* Start Entries *

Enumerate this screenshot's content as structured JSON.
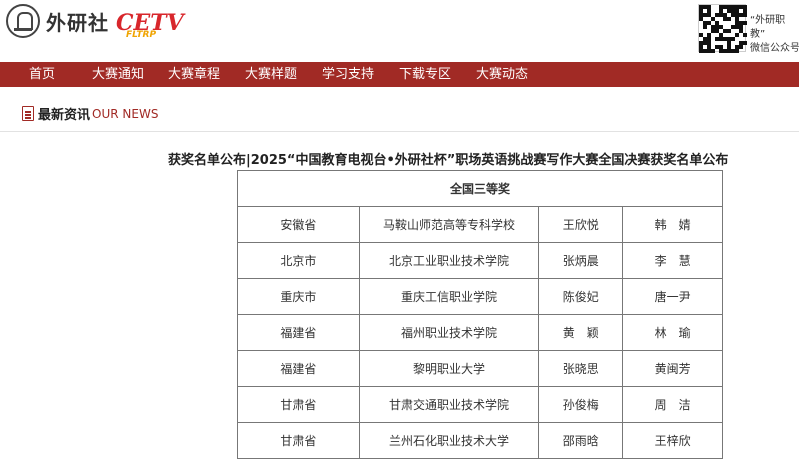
{
  "header": {
    "brand": "外研社",
    "cetv_mark": "CETV",
    "cetv_sub": "FLTRP",
    "qr_caption_line1": "“外研职教”",
    "qr_caption_line2": "微信公众号"
  },
  "nav": {
    "items": [
      "首页",
      "大赛通知",
      "大赛章程",
      "大赛样题",
      "学习支持",
      "下载专区",
      "大赛动态"
    ]
  },
  "section": {
    "title_cn": "最新资讯",
    "title_en": "OUR NEWS"
  },
  "article": {
    "title": "获奖名单公布|2025“中国教育电视台•外研社杯”职场英语挑战赛写作大赛全国决赛获奖名单公布",
    "table_heading": "全国三等奖",
    "rows": [
      {
        "province": "安徽省",
        "school": "马鞍山师范高等专科学校",
        "student": "王欣悦",
        "teacher": "韩　婧"
      },
      {
        "province": "北京市",
        "school": "北京工业职业技术学院",
        "student": "张炳晨",
        "teacher": "李　慧"
      },
      {
        "province": "重庆市",
        "school": "重庆工信职业学院",
        "student": "陈俊妃",
        "teacher": "唐一尹"
      },
      {
        "province": "福建省",
        "school": "福州职业技术学院",
        "student": "黄　颖",
        "teacher": "林　瑜"
      },
      {
        "province": "福建省",
        "school": "黎明职业大学",
        "student": "张晓思",
        "teacher": "黄闽芳"
      },
      {
        "province": "甘肃省",
        "school": "甘肃交通职业技术学院",
        "student": "孙俊梅",
        "teacher": "周　洁"
      },
      {
        "province": "甘肃省",
        "school": "兰州石化职业技术大学",
        "student": "邵雨晗",
        "teacher": "王梓欣"
      }
    ]
  },
  "colors": {
    "nav_bg": "#a12a25",
    "accent": "#a12a25"
  }
}
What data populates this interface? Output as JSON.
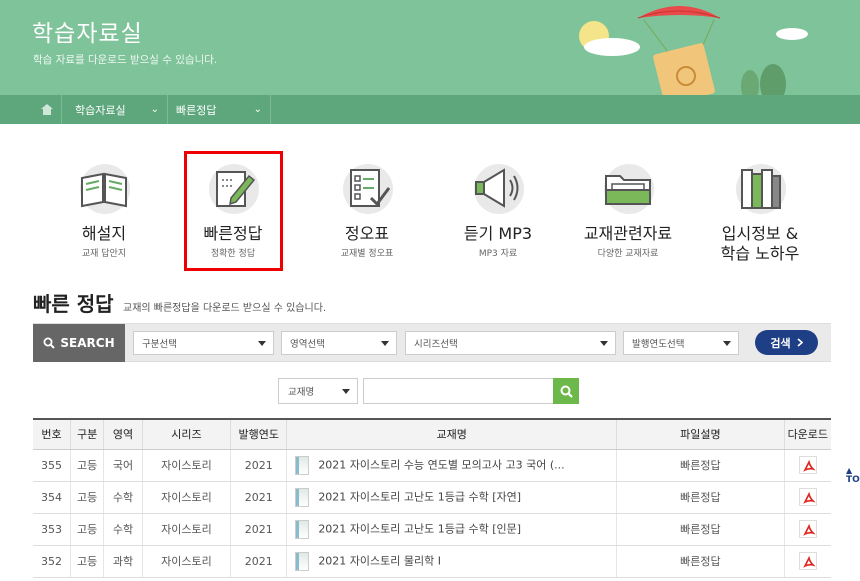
{
  "banner": {
    "title": "학습자료실",
    "subtitle": "학습 자료를 다운로드 받으실 수 있습니다."
  },
  "nav": {
    "home_icon": "home-icon",
    "items": [
      {
        "label": "학습자료실"
      },
      {
        "label": "빠른정답"
      }
    ]
  },
  "categories": [
    {
      "name": "해설지",
      "desc": "교재 답안지",
      "icon": "book-icon"
    },
    {
      "name": "빠른정답",
      "desc": "정확한 정답",
      "icon": "pencil-note-icon"
    },
    {
      "name": "정오표",
      "desc": "교재별 정오표",
      "icon": "checklist-icon"
    },
    {
      "name": "듣기 MP3",
      "desc": "MP3 자료",
      "icon": "speaker-icon"
    },
    {
      "name": "교재관련자료",
      "desc": "다양한 교재자료",
      "icon": "folder-icon"
    },
    {
      "name_line1": "입시정보 &",
      "name_line2": "학습 노하우",
      "icon": "books-icon"
    }
  ],
  "section": {
    "title": "빠른 정답",
    "subtitle": "교재의 빠른정답을 다운로드 받으실 수 있습니다."
  },
  "search": {
    "label": "SEARCH",
    "selects": [
      "구분선택",
      "영역선택",
      "시리즈선택",
      "발행연도선택"
    ],
    "button": "검색",
    "title_select": "교재명",
    "title_input_value": ""
  },
  "table": {
    "headers": [
      "번호",
      "구분",
      "영역",
      "시리즈",
      "발행연도",
      "교재명",
      "파일설명",
      "다운로드"
    ],
    "rows": [
      {
        "no": "355",
        "type": "고등",
        "area": "국어",
        "series": "자이스토리",
        "year": "2021",
        "title": "2021 자이스토리 수능 연도별 모의고사 고3 국어 (...",
        "file": "빠른정답"
      },
      {
        "no": "354",
        "type": "고등",
        "area": "수학",
        "series": "자이스토리",
        "year": "2021",
        "title": "2021 자이스토리 고난도 1등급 수학 [자연]",
        "file": "빠른정답"
      },
      {
        "no": "353",
        "type": "고등",
        "area": "수학",
        "series": "자이스토리",
        "year": "2021",
        "title": "2021 자이스토리 고난도 1등급 수학 [인문]",
        "file": "빠른정답"
      },
      {
        "no": "352",
        "type": "고등",
        "area": "과학",
        "series": "자이스토리",
        "year": "2021",
        "title": "2021 자이스토리 물리학 Ⅰ",
        "file": "빠른정답"
      }
    ]
  },
  "top_button": "TO",
  "colors": {
    "banner_bg": "#7fc39a",
    "nav_bg": "#5ea77d",
    "search_button": "#1e3f86",
    "go_button": "#6cb84a",
    "highlight": "#ee0000"
  }
}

* End Entries *

▶ What this task involves:
Show each line in the entries that holds the string "subtitle".

▶ Exercise result:
    "subtitle": "학습 자료를 다운로드 받으실 수 있습니다."
    "subtitle": "교재의 빠른정답을 다운로드 받으실 수 있습니다."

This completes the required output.